▸ **DATA EXTRACT**:
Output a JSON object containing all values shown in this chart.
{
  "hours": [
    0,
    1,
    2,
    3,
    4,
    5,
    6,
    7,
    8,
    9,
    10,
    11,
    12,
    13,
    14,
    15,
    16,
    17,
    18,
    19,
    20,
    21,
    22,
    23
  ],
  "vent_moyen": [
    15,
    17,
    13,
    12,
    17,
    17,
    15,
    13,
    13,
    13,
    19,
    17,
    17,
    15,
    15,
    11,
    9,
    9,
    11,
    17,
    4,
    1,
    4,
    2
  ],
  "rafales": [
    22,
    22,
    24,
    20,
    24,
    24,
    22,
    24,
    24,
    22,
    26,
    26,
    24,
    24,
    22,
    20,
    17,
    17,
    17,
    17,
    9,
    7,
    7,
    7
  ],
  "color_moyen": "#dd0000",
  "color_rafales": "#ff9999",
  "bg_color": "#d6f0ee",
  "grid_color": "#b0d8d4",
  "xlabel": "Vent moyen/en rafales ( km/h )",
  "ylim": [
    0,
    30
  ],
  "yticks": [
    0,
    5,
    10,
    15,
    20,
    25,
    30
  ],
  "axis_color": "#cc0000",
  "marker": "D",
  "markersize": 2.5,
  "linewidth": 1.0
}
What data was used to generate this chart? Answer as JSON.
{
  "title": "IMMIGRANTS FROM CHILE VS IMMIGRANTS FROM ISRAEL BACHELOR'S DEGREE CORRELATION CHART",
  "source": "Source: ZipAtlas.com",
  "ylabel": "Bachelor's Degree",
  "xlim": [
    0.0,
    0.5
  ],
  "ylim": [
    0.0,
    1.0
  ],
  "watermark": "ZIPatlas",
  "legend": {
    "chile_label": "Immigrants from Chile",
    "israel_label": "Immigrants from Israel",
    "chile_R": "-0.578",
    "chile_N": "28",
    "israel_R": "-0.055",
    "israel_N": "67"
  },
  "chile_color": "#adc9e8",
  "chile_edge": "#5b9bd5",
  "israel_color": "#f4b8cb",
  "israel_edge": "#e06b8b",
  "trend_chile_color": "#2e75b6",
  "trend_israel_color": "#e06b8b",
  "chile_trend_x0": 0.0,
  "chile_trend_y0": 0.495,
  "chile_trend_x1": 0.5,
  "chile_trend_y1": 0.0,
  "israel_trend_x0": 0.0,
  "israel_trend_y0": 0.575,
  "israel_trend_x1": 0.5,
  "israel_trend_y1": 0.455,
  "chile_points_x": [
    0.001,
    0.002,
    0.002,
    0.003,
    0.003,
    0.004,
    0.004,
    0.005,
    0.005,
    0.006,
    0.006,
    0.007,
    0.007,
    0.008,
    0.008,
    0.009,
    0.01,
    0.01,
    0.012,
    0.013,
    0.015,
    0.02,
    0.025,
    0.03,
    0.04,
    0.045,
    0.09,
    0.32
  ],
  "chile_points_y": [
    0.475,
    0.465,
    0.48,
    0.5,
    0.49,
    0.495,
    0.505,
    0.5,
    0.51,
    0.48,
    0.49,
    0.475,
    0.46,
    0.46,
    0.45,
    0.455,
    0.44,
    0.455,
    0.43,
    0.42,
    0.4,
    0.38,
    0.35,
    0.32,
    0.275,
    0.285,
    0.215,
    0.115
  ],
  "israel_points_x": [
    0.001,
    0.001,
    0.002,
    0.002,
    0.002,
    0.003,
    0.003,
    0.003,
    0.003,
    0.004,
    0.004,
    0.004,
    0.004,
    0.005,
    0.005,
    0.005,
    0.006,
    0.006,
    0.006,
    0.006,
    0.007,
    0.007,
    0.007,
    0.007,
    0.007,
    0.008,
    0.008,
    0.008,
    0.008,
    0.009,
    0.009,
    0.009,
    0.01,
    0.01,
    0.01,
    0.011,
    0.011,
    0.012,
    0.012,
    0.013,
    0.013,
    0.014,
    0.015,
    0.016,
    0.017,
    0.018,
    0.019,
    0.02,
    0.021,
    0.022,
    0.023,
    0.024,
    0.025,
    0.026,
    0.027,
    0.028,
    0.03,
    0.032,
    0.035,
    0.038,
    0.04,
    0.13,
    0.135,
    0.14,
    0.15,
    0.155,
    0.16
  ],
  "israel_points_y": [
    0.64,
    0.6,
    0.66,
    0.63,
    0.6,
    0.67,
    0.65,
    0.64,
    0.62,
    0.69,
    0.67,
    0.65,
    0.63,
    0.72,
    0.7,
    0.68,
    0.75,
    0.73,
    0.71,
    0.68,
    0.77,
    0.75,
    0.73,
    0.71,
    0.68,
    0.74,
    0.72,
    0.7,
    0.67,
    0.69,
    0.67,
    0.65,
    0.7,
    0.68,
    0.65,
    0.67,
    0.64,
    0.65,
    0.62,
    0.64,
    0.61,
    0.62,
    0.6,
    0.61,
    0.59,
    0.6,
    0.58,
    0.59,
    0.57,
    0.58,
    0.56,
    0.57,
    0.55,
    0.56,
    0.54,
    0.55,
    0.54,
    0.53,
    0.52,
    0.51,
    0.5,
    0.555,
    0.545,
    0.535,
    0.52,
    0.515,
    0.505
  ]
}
--
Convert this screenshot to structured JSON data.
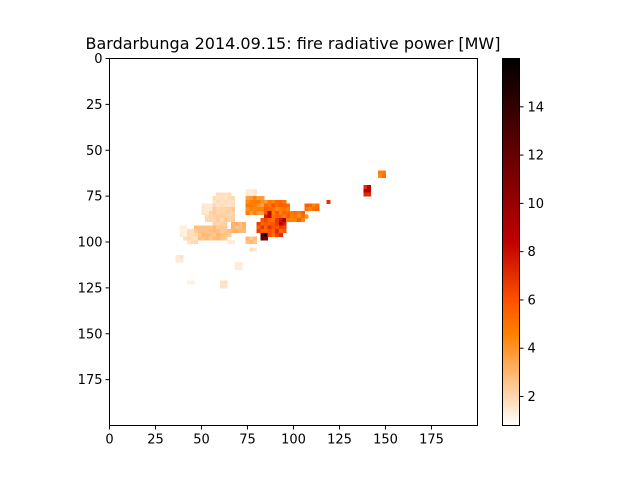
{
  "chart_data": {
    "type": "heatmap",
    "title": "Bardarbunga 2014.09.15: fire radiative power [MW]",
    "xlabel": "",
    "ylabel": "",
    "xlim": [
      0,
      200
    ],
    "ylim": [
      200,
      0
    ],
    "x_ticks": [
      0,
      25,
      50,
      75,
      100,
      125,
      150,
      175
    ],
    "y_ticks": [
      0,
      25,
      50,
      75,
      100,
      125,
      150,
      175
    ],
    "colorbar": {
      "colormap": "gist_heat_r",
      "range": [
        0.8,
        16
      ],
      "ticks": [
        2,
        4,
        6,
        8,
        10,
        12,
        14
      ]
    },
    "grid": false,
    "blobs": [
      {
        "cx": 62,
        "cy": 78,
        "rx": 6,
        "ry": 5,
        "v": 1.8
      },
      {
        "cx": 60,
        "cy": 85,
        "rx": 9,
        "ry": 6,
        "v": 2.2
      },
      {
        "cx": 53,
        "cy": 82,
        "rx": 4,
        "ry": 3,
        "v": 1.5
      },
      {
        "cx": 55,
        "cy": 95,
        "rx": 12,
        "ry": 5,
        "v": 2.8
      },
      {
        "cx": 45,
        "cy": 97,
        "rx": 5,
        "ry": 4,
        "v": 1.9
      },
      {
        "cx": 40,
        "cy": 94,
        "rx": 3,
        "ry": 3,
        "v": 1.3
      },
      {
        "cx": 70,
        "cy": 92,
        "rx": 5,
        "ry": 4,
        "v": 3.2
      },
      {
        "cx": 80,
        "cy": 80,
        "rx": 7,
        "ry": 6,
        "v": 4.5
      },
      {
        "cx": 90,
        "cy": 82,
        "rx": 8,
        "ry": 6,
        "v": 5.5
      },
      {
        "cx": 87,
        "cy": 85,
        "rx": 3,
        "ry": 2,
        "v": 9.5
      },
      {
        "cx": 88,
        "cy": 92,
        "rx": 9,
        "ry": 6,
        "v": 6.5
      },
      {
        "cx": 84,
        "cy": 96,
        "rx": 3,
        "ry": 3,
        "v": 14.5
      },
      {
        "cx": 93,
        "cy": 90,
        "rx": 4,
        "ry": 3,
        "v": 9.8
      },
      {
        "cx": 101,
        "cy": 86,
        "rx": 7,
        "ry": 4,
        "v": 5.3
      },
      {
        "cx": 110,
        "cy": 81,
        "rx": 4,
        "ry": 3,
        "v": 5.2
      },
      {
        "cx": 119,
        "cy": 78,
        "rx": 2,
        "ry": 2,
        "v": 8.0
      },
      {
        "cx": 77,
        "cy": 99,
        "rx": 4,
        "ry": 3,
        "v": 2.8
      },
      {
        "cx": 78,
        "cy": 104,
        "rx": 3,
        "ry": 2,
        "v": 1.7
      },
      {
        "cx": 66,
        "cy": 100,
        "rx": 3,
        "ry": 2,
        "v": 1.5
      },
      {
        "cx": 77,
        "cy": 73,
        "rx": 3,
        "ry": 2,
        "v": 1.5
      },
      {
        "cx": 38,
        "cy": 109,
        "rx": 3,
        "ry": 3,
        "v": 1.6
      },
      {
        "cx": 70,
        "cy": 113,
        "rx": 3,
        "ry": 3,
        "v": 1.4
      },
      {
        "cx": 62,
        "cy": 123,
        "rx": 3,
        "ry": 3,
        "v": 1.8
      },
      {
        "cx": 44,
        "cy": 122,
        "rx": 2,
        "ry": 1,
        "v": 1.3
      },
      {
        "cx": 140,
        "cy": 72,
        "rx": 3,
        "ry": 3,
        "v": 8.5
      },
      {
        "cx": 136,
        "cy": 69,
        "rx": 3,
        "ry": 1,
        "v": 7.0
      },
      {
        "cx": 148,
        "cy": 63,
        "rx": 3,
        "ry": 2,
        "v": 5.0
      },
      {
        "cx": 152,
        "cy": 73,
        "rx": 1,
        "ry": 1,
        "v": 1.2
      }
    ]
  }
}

▸ **PROBLEM TO WORK ON**: Copy each line above containing the string "title".

▸ **EXERCISE OUTPUT**:
  "title": "IMMIGRANTS FROM CHILE VS IMMIGRANTS FROM ISRAEL BACHELOR'S DEGREE CORRELATION CHART",
    "title": "Bardarbunga 2014.09.15: fire radiative power [MW]",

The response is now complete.